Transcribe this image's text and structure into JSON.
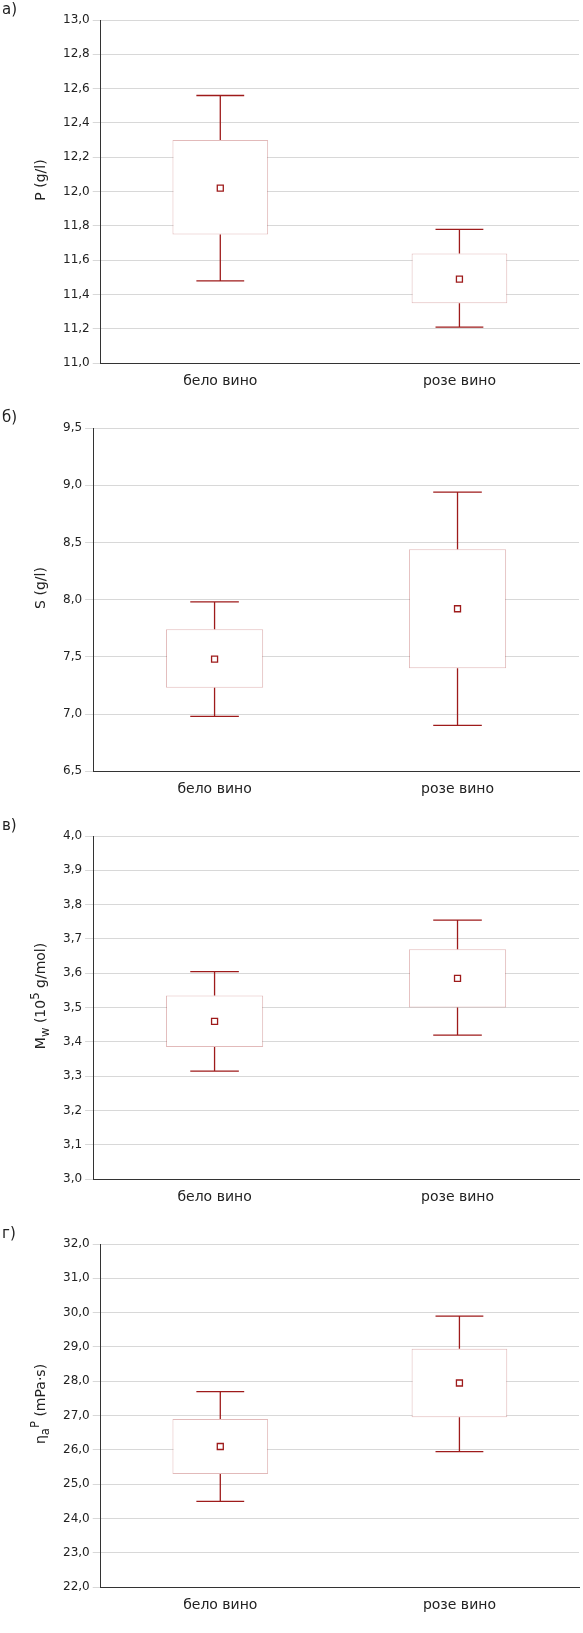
{
  "chart_data": [
    {
      "type": "box",
      "title": "а)",
      "ylabel": "P (g/l)",
      "categories": [
        "бело вино",
        "розе вино"
      ],
      "grid": "y",
      "legend": false,
      "ylim": [
        11,
        13
      ],
      "yticks": [
        {
          "value": 11,
          "label": "11,0"
        },
        {
          "value": 11.2,
          "label": "11,2"
        },
        {
          "value": 11.4,
          "label": "11,4"
        },
        {
          "value": 11.6,
          "label": "11,6"
        },
        {
          "value": 11.8,
          "label": "11,8"
        },
        {
          "value": 12,
          "label": "12,0"
        },
        {
          "value": 12.2,
          "label": "12,2"
        },
        {
          "value": 12.4,
          "label": "12,4"
        },
        {
          "value": 12.6,
          "label": "12,6"
        },
        {
          "value": 12.8,
          "label": "12,8"
        },
        {
          "value": 13,
          "label": "13,0"
        }
      ],
      "series": [
        {
          "color": "#9e1b1b",
          "boxes": [
            {
              "low": 11.48,
              "q1": 11.75,
              "median": 12.02,
              "q3": 12.3,
              "high": 12.56
            },
            {
              "low": 11.21,
              "q1": 11.35,
              "median": 11.49,
              "q3": 11.64,
              "high": 11.78
            }
          ]
        }
      ]
    },
    {
      "type": "box",
      "title": "б)",
      "ylabel": "S (g/l)",
      "categories": [
        "бело вино",
        "розе вино"
      ],
      "grid": "y",
      "legend": false,
      "ylim": [
        6.5,
        9.5
      ],
      "yticks": [
        {
          "value": 6.5,
          "label": "6,5"
        },
        {
          "value": 7,
          "label": "7,0"
        },
        {
          "value": 7.5,
          "label": "7,5"
        },
        {
          "value": 8,
          "label": "8,0"
        },
        {
          "value": 8.5,
          "label": "8,5"
        },
        {
          "value": 9,
          "label": "9,0"
        },
        {
          "value": 9.5,
          "label": "9,5"
        }
      ],
      "series": [
        {
          "color": "#9e1b1b",
          "boxes": [
            {
              "low": 6.98,
              "q1": 7.23,
              "median": 7.48,
              "q3": 7.74,
              "high": 7.98
            },
            {
              "low": 6.9,
              "q1": 7.4,
              "median": 7.92,
              "q3": 8.44,
              "high": 8.94
            }
          ]
        }
      ]
    },
    {
      "type": "box",
      "title": "в)",
      "ylabel": "M$_{w}$ (10$^{5}$ g/mol)",
      "categories": [
        "бело вино",
        "розе вино"
      ],
      "grid": "y",
      "legend": false,
      "ylim": [
        3,
        4
      ],
      "yticks": [
        {
          "value": 3,
          "label": "3,0"
        },
        {
          "value": 3.1,
          "label": "3,1"
        },
        {
          "value": 3.2,
          "label": "3,2"
        },
        {
          "value": 3.3,
          "label": "3,3"
        },
        {
          "value": 3.4,
          "label": "3,4"
        },
        {
          "value": 3.5,
          "label": "3,5"
        },
        {
          "value": 3.6,
          "label": "3,6"
        },
        {
          "value": 3.7,
          "label": "3,7"
        },
        {
          "value": 3.8,
          "label": "3,8"
        },
        {
          "value": 3.9,
          "label": "3,9"
        },
        {
          "value": 4,
          "label": "4,0"
        }
      ],
      "series": [
        {
          "color": "#9e1b1b",
          "boxes": [
            {
              "low": 3.315,
              "q1": 3.385,
              "median": 3.46,
              "q3": 3.535,
              "high": 3.605
            },
            {
              "low": 3.42,
              "q1": 3.5,
              "median": 3.585,
              "q3": 3.67,
              "high": 3.755
            }
          ]
        }
      ]
    },
    {
      "type": "box",
      "title": "г)",
      "ylabel": "η$_{a}$$^{P}$ (mPa·s)",
      "categories": [
        "бело вино",
        "розе вино"
      ],
      "grid": "y",
      "legend": false,
      "ylim": [
        22,
        32
      ],
      "yticks": [
        {
          "value": 22,
          "label": "22,0"
        },
        {
          "value": 23,
          "label": "23,0"
        },
        {
          "value": 24,
          "label": "24,0"
        },
        {
          "value": 25,
          "label": "25,0"
        },
        {
          "value": 26,
          "label": "26,0"
        },
        {
          "value": 27,
          "label": "27,0"
        },
        {
          "value": 28,
          "label": "28,0"
        },
        {
          "value": 29,
          "label": "29,0"
        },
        {
          "value": 30,
          "label": "30,0"
        },
        {
          "value": 31,
          "label": "31,0"
        },
        {
          "value": 32,
          "label": "32,0"
        }
      ],
      "series": [
        {
          "color": "#9e1b1b",
          "boxes": [
            {
              "low": 24.5,
              "q1": 25.3,
              "median": 26.1,
              "q3": 26.9,
              "high": 27.7
            },
            {
              "low": 25.95,
              "q1": 26.95,
              "median": 27.95,
              "q3": 28.95,
              "high": 29.9
            }
          ]
        }
      ]
    }
  ]
}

-------

Write out the entries above word for word. Do not include the pictures.

Transcribe this image's text and structure into JSON.
{
  "chart_data": [
    {
      "type": "box",
      "title": "а)",
      "ylabel": "P (g/l)",
      "categories": [
        "бело вино",
        "розе вино"
      ],
      "grid": "y",
      "legend": false,
      "ylim": [
        11,
        13
      ],
      "yticks": [
        {
          "value": 11,
          "label": "11,0"
        },
        {
          "value": 11.2,
          "label": "11,2"
        },
        {
          "value": 11.4,
          "label": "11,4"
        },
        {
          "value": 11.6,
          "label": "11,6"
        },
        {
          "value": 11.8,
          "label": "11,8"
        },
        {
          "value": 12,
          "label": "12,0"
        },
        {
          "value": 12.2,
          "label": "12,2"
        },
        {
          "value": 12.4,
          "label": "12,4"
        },
        {
          "value": 12.6,
          "label": "12,6"
        },
        {
          "value": 12.8,
          "label": "12,8"
        },
        {
          "value": 13,
          "label": "13,0"
        }
      ],
      "series": [
        {
          "color": "#9e1b1b",
          "boxes": [
            {
              "low": 11.48,
              "q1": 11.75,
              "median": 12.02,
              "q3": 12.3,
              "high": 12.56
            },
            {
              "low": 11.21,
              "q1": 11.35,
              "median": 11.49,
              "q3": 11.64,
              "high": 11.78
            }
          ]
        }
      ]
    },
    {
      "type": "box",
      "title": "б)",
      "ylabel": "S (g/l)",
      "categories": [
        "бело вино",
        "розе вино"
      ],
      "grid": "y",
      "legend": false,
      "ylim": [
        6.5,
        9.5
      ],
      "yticks": [
        {
          "value": 6.5,
          "label": "6,5"
        },
        {
          "value": 7,
          "label": "7,0"
        },
        {
          "value": 7.5,
          "label": "7,5"
        },
        {
          "value": 8,
          "label": "8,0"
        },
        {
          "value": 8.5,
          "label": "8,5"
        },
        {
          "value": 9,
          "label": "9,0"
        },
        {
          "value": 9.5,
          "label": "9,5"
        }
      ],
      "series": [
        {
          "color": "#9e1b1b",
          "boxes": [
            {
              "low": 6.98,
              "q1": 7.23,
              "median": 7.48,
              "q3": 7.74,
              "high": 7.98
            },
            {
              "low": 6.9,
              "q1": 7.4,
              "median": 7.92,
              "q3": 8.44,
              "high": 8.94
            }
          ]
        }
      ]
    },
    {
      "type": "box",
      "title": "в)",
      "ylabel": "M$_{w}$ (10$^{5}$ g/mol)",
      "categories": [
        "бело вино",
        "розе вино"
      ],
      "grid": "y",
      "legend": false,
      "ylim": [
        3,
        4
      ],
      "yticks": [
        {
          "value": 3,
          "label": "3,0"
        },
        {
          "value": 3.1,
          "label": "3,1"
        },
        {
          "value": 3.2,
          "label": "3,2"
        },
        {
          "value": 3.3,
          "label": "3,3"
        },
        {
          "value": 3.4,
          "label": "3,4"
        },
        {
          "value": 3.5,
          "label": "3,5"
        },
        {
          "value": 3.6,
          "label": "3,6"
        },
        {
          "value": 3.7,
          "label": "3,7"
        },
        {
          "value": 3.8,
          "label": "3,8"
        },
        {
          "value": 3.9,
          "label": "3,9"
        },
        {
          "value": 4,
          "label": "4,0"
        }
      ],
      "series": [
        {
          "color": "#9e1b1b",
          "boxes": [
            {
              "low": 3.315,
              "q1": 3.385,
              "median": 3.46,
              "q3": 3.535,
              "high": 3.605
            },
            {
              "low": 3.42,
              "q1": 3.5,
              "median": 3.585,
              "q3": 3.67,
              "high": 3.755
            }
          ]
        }
      ]
    },
    {
      "type": "box",
      "title": "г)",
      "ylabel": "η$_{a}$$^{P}$ (mPa·s)",
      "categories": [
        "бело вино",
        "розе вино"
      ],
      "grid": "y",
      "legend": false,
      "ylim": [
        22,
        32
      ],
      "yticks": [
        {
          "value": 22,
          "label": "22,0"
        },
        {
          "value": 23,
          "label": "23,0"
        },
        {
          "value": 24,
          "label": "24,0"
        },
        {
          "value": 25,
          "label": "25,0"
        },
        {
          "value": 26,
          "label": "26,0"
        },
        {
          "value": 27,
          "label": "27,0"
        },
        {
          "value": 28,
          "label": "28,0"
        },
        {
          "value": 29,
          "label": "29,0"
        },
        {
          "value": 30,
          "label": "30,0"
        },
        {
          "value": 31,
          "label": "31,0"
        },
        {
          "value": 32,
          "label": "32,0"
        }
      ],
      "series": [
        {
          "color": "#9e1b1b",
          "boxes": [
            {
              "low": 24.5,
              "q1": 25.3,
              "median": 26.1,
              "q3": 26.9,
              "high": 27.7
            },
            {
              "low": 25.95,
              "q1": 26.95,
              "median": 27.95,
              "q3": 28.95,
              "high": 29.9
            }
          ]
        }
      ]
    }
  ]
}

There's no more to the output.